** WHAT THE TASK REQUIRES **
From the material below, copy each line that holds the word "biológicos".
──────── DATA IN THIS EXERCISE
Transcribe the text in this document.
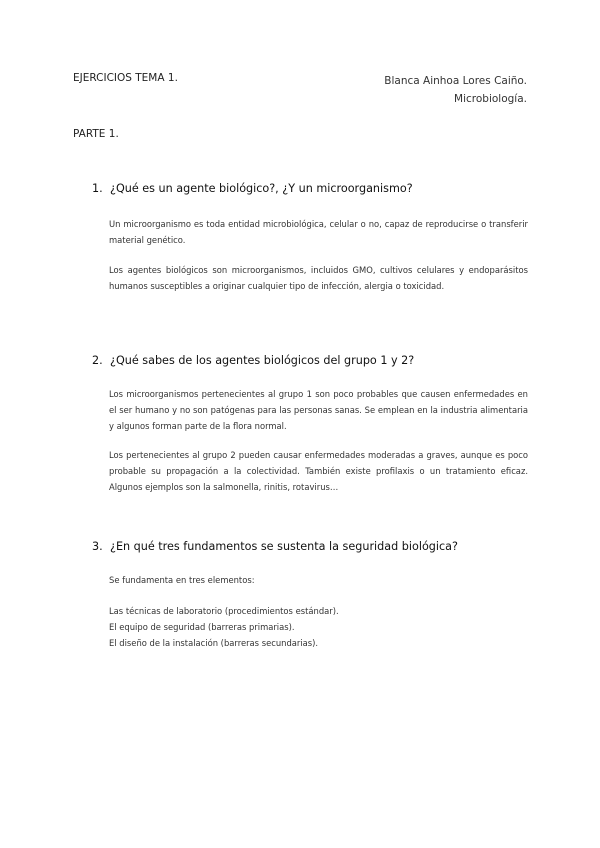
EJERCICIOS TEMA 1.	Blanca Ainhoa Lores Caiño.
Microbiología.
PARTE 1.
1. ¿Qué es un agente biológico?, ¿Y un microorganismo?
Un microorganismo es toda entidad microbiológica, celular o no, capaz de reproducirse o transferir material genético.
Los agentes biológicos son microorganismos, incluidos GMO, cultivos celulares y endoparásitos humanos susceptibles a originar cualquier tipo de infección, alergia o toxicidad.
2. ¿Qué sabes de los agentes biológicos del grupo 1 y 2?
Los microorganismos pertenecientes al grupo 1 son poco probables que causen enfermedades en el ser humano y no son patógenas para las personas sanas. Se emplean en la industria alimentaria y algunos forman parte de la flora normal.
Los pertenecientes al grupo 2 pueden causar enfermedades moderadas a graves, aunque es poco probable su propagación a la colectividad. También existe profilaxis o un tratamiento eficaz. Algunos ejemplos son la salmonella, rinitis, rotavirus…
3. ¿En qué tres fundamentos se sustenta la seguridad biológica?
Se fundamenta en tres elementos:
Las técnicas de laboratorio (procedimientos estándar).
El equipo de seguridad (barreras primarias).
El diseño de la instalación (barreras secundarias).
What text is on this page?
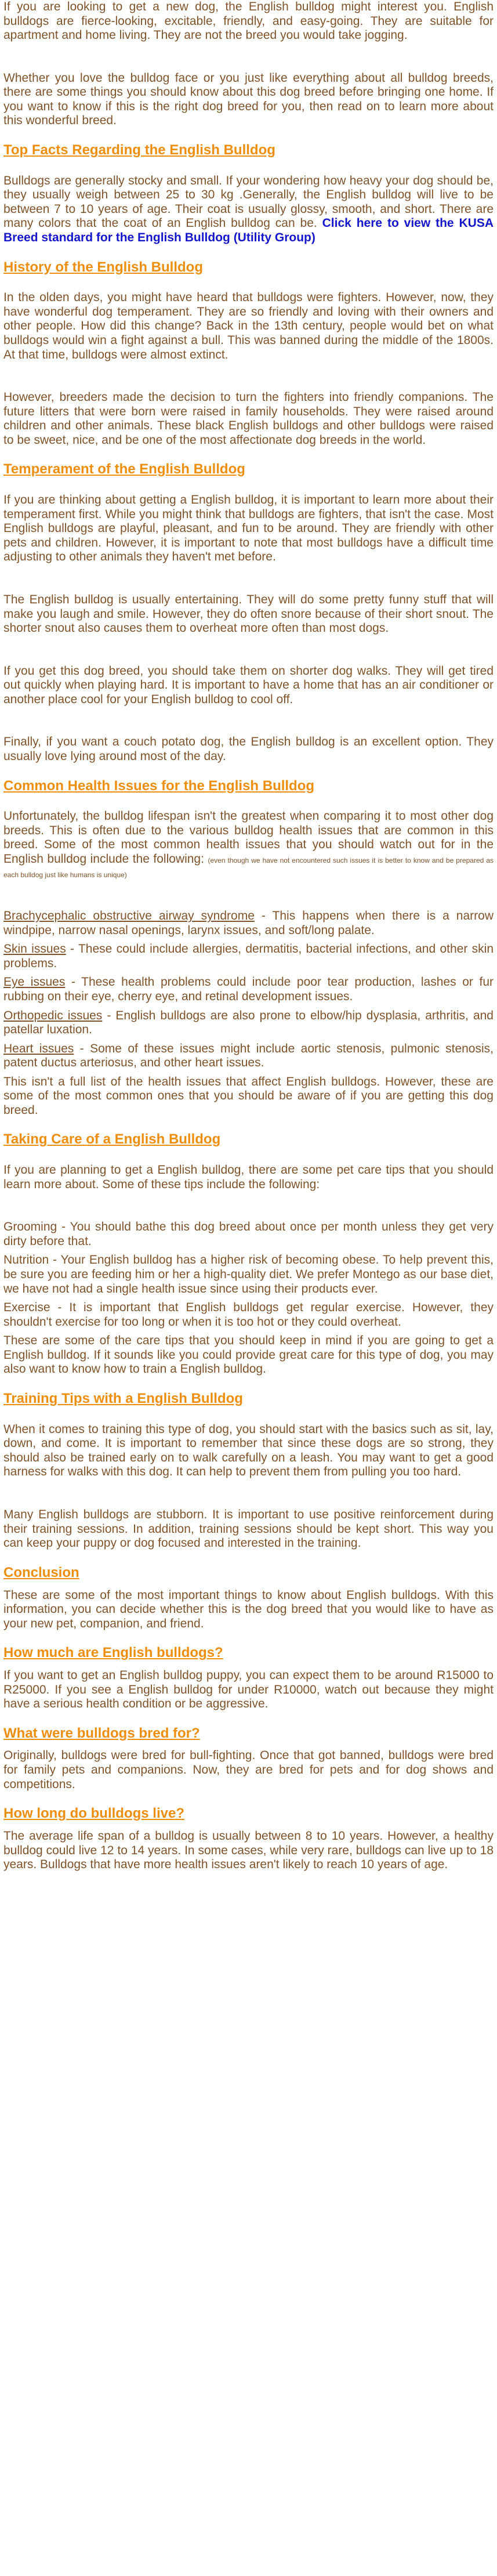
If you are looking to get a new dog, the English bulldog might interest you. English bulldogs are fierce-looking, excitable, friendly, and easy-going. They are suitable for apartment and home living. They are not the breed you would take jogging.

Whether you love the bulldog face or you just like everything about all bulldog breeds, there are some things you should know about this dog breed before bringing one home. If you want to know if this is the right dog breed for you, then read on to learn more about this wonderful breed.

Top Facts Regarding the English Bulldog

Bulldogs are generally stocky and small. If your wondering how heavy your dog should be, they usually weigh between 25 to 30 kg .Generally, the English bulldog will live to be between 7 to 10 years of age. Their coat is usually glossy, smooth, and short. There are many colors that the coat of an English bulldog can be. Click here to view the KUSA Breed standard for the English Bulldog (Utility Group)

History of the English Bulldog

In the olden days, you might have heard that bulldogs were fighters. However, now, they have wonderful dog temperament. They are so friendly and loving with their owners and other people. How did this change? Back in the 13th century, people would bet on what bulldogs would win a fight against a bull. This was banned during the middle of the 1800s. At that time, bulldogs were almost extinct.

However, breeders made the decision to turn the fighters into friendly companions. The future litters that were born were raised in family households. They were raised around children and other animals. These black English bulldogs and other bulldogs were raised to be sweet, nice, and be one of the most affectionate dog breeds in the world.

Temperament of the English Bulldog

If you are thinking about getting a English bulldog, it is important to learn more about their temperament first. While you might think that bulldogs are fighters, that isn't the case. Most English bulldogs are playful, pleasant, and fun to be around. They are friendly with other pets and children. However, it is important to note that most bulldogs have a difficult time adjusting to other animals they haven't met before.

The English bulldog is usually entertaining. They will do some pretty funny stuff that will make you laugh and smile. However, they do often snore because of their short snout. The shorter snout also causes them to overheat more often than most dogs.

If you get this dog breed, you should take them on shorter dog walks. They will get tired out quickly when playing hard. It is important to have a home that has an air conditioner or another place cool for your English bulldog to cool off.

Finally, if you want a couch potato dog, the English bulldog is an excellent option. They usually love lying around most of the day.

Common Health Issues for the English Bulldog

Unfortunately, the bulldog lifespan isn't the greatest when comparing it to most other dog breeds. This is often due to the various bulldog health issues that are common in this breed. Some of the most common health issues that you should watch out for in the English bulldog include the following: (even though we have not encountered such issues it is better to know and be prepared as each bulldog just like humans is unique)

Brachycephalic obstructive airway syndrome - This happens when there is a narrow windpipe, narrow nasal openings, larynx issues, and soft/long palate.

Skin issues - These could include allergies, dermatitis, bacterial infections, and other skin problems.

Eye issues - These health problems could include poor tear production, lashes or fur rubbing on their eye, cherry eye, and retinal development issues.

Orthopedic issues - English bulldogs are also prone to elbow/hip dysplasia, arthritis, and patellar luxation.

Heart issues - Some of these issues might include aortic stenosis, pulmonic stenosis, patent ductus arteriosus, and other heart issues.

This isn't a full list of the health issues that affect English bulldogs. However, these are some of the most common ones that you should be aware of if you are getting this dog breed.

Taking Care of a English Bulldog

If you are planning to get a English bulldog, there are some pet care tips that you should learn more about. Some of these tips include the following:

Grooming - You should bathe this dog breed about once per month unless they get very dirty before that.

Nutrition - Your English bulldog has a higher risk of becoming obese. To help prevent this, be sure you are feeding him or her a high-quality diet. We prefer Montego as our base diet, we have not had a single health issue since using their products ever.

Exercise - It is important that English bulldogs get regular exercise. However, they shouldn't exercise for too long or when it is too hot or they could overheat.

These are some of the care tips that you should keep in mind if you are going to get a English bulldog. If it sounds like you could provide great care for this type of dog, you may also want to know how to train a English bulldog.

Training Tips with a English Bulldog

When it comes to training this type of dog, you should start with the basics such as sit, lay, down, and come. It is important to remember that since these dogs are so strong, they should also be trained early on to walk carefully on a leash. You may want to get a good harness for walks with this dog. It can help to prevent them from pulling you too hard.

Many English bulldogs are stubborn. It is important to use positive reinforcement during their training sessions. In addition, training sessions should be kept short. This way you can keep your puppy or dog focused and interested in the training.

Conclusion

These are some of the most important things to know about English bulldogs. With this information, you can decide whether this is the dog breed that you would like to have as your new pet, companion, and friend.

How much are English bulldogs?

If you want to get an English bulldog puppy, you can expect them to be around R15000 to R25000. If you see a English bulldog for under R10000, watch out because they might have a serious health condition or be aggressive.

What were bulldogs bred for?

Originally, bulldogs were bred for bull-fighting. Once that got banned, bulldogs were bred for family pets and companions. Now, they are bred for pets and for dog shows and competitions.

How long do bulldogs live?

The average life span of a bulldog is usually between 8 to 10 years. However, a healthy bulldog could live 12 to 14 years. In some cases, while very rare, bulldogs can live up to 18 years. Bulldogs that have more health issues aren't likely to reach 10 years of age.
────────────────
** THE COMPLETED TASK **
Los agentes biológicos son microorganismos, incluidos GMO, cultivos celulares y endoparásitos humanos susceptibles a originar cualquier tipo de infección, alergia o toxicidad.
2. ¿Qué sabes de los agentes biológicos del grupo 1 y 2?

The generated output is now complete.